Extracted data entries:
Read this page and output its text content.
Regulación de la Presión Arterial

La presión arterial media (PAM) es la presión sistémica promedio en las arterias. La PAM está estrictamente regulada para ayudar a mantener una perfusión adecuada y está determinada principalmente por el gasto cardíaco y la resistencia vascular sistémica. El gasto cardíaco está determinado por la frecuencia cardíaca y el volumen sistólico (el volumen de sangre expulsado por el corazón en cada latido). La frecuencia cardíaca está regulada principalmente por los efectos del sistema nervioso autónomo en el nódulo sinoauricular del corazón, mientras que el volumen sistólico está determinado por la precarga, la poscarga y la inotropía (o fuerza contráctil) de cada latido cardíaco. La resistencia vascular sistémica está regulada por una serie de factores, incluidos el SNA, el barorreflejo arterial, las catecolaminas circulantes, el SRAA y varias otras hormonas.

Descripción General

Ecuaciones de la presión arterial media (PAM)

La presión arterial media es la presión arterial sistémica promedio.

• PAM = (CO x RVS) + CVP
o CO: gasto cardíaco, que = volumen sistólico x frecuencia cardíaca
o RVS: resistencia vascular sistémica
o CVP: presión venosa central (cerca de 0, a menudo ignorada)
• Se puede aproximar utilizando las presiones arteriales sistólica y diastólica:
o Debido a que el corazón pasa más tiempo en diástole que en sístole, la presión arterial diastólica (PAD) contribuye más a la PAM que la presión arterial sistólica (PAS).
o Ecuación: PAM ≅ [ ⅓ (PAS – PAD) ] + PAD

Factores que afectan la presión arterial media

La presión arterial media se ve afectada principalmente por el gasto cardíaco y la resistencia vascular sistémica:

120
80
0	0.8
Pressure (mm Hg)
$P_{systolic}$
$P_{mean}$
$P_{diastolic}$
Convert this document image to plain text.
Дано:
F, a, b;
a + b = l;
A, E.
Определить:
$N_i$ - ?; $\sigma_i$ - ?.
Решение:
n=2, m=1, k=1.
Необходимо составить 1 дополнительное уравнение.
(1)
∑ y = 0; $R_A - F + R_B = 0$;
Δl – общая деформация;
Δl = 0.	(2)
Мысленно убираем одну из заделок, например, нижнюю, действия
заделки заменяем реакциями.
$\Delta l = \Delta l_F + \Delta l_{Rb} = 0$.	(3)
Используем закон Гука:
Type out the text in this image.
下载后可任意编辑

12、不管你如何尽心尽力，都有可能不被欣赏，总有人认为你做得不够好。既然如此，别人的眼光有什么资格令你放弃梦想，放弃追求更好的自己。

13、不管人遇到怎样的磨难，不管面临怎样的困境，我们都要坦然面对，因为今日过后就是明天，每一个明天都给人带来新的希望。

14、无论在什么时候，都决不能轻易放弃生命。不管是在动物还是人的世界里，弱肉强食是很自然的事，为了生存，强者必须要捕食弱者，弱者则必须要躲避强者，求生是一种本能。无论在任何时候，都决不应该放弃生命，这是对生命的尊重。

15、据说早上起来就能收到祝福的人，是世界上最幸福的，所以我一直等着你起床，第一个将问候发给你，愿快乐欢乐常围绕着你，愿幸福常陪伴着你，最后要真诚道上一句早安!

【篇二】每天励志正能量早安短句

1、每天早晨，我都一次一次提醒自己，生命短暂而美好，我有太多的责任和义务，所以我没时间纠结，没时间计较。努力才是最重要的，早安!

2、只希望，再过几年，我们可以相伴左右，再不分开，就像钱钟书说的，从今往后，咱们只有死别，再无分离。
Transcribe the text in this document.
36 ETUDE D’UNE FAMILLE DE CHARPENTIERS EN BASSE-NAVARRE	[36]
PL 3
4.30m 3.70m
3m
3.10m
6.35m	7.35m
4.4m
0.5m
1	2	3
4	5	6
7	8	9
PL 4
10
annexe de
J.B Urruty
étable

▶ [GOAL] Exactly as shown, repeat every record.

▶ [THE RESPONSE]
Read this page and output its text content.
Regulación de la Presión Arterial

La presión arterial media (PAM) es la presión sistémica promedio en las arterias. La PAM está estrictamente regulada para ayudar a mantener una perfusión adecuada y está determinada principalmente por el gasto cardíaco y la resistencia vascular sistémica. El gasto cardíaco está determinado por la frecuencia cardíaca y el volumen sistólico (el volumen de sangre expulsado por el corazón en cada latido). La frecuencia cardíaca está regulada principalmente por los efectos del sistema nervioso autónomo en el nódulo sinoauricular del corazón, mientras que el volumen sistólico está determinado por la precarga, la poscarga y la inotropía (o fuerza contráctil) de cada latido cardíaco. La resistencia vascular sistémica está regulada por una serie de factores, incluidos el SNA, el barorreflejo arterial, las catecolaminas circulantes, el SRAA y varias otras hormonas.

Descripción General

Ecuaciones de la presión arterial media (PAM)

La presión arterial media es la presión arterial sistémica promedio.

• PAM = (CO x RVS) + CVP
o CO: gasto cardíaco, que = volumen sistólico x frecuencia cardíaca
o RVS: resistencia vascular sistémica
o CVP: presión venosa central (cerca de 0, a menudo ignorada)
• Se puede aproximar utilizando las presiones arteriales sistólica y diastólica:
o Debido a que el corazón pasa más tiempo en diástole que en sístole, la presión arterial diastólica (PAD) contribuye más a la PAM que la presión arterial sistólica (PAS).
o Ecuación: PAM ≅ [ ⅓ (PAS – PAD) ] + PAD

Factores que afectan la presión arterial media

La presión arterial media se ve afectada principalmente por el gasto cardíaco y la resistencia vascular sistémica:

120
80
0	0.8
Pressure (mm Hg)
$P_{systolic}$
$P_{mean}$
$P_{diastolic}$
Convert this document image to plain text.
Дано:
F, a, b;
a + b = l;
A, E.
Определить:
$N_i$ - ?; $\sigma_i$ - ?.
Решение:
n=2, m=1, k=1.
Необходимо составить 1 дополнительное уравнение.
(1)
∑ y = 0; $R_A - F + R_B = 0$;
Δl – общая деформация;
Δl = 0.	(2)
Мысленно убираем одну из заделок, например, нижнюю, действия
заделки заменяем реакциями.
$\Delta l = \Delta l_F + \Delta l_{Rb} = 0$.	(3)
Используем закон Гука:
Type out the text in this image.
下载后可任意编辑

12、不管你如何尽心尽力，都有可能不被欣赏，总有人认为你做得不够好。既然如此，别人的眼光有什么资格令你放弃梦想，放弃追求更好的自己。

13、不管人遇到怎样的磨难，不管面临怎样的困境，我们都要坦然面对，因为今日过后就是明天，每一个明天都给人带来新的希望。

14、无论在什么时候，都决不能轻易放弃生命。不管是在动物还是人的世界里，弱肉强食是很自然的事，为了生存，强者必须要捕食弱者，弱者则必须要躲避强者，求生是一种本能。无论在任何时候，都决不应该放弃生命，这是对生命的尊重。

15、据说早上起来就能收到祝福的人，是世界上最幸福的，所以我一直等着你起床，第一个将问候发给你，愿快乐欢乐常围绕着你，愿幸福常陪伴着你，最后要真诚道上一句早安!

【篇二】每天励志正能量早安短句

1、每天早晨，我都一次一次提醒自己，生命短暂而美好，我有太多的责任和义务，所以我没时间纠结，没时间计较。努力才是最重要的，早安!

2、只希望，再过几年，我们可以相伴左右，再不分开，就像钱钟书说的，从今往后，咱们只有死别，再无分离。
Transcribe the text in this document.
36 ETUDE D’UNE FAMILLE DE CHARPENTIERS EN BASSE-NAVARRE	[36]
PL 3
4.30m 3.70m
3m
3.10m
6.35m	7.35m
4.4m
0.5m
1	2	3
4	5	6
7	8	9
PL 4
10
annexe de
J.B Urruty
étable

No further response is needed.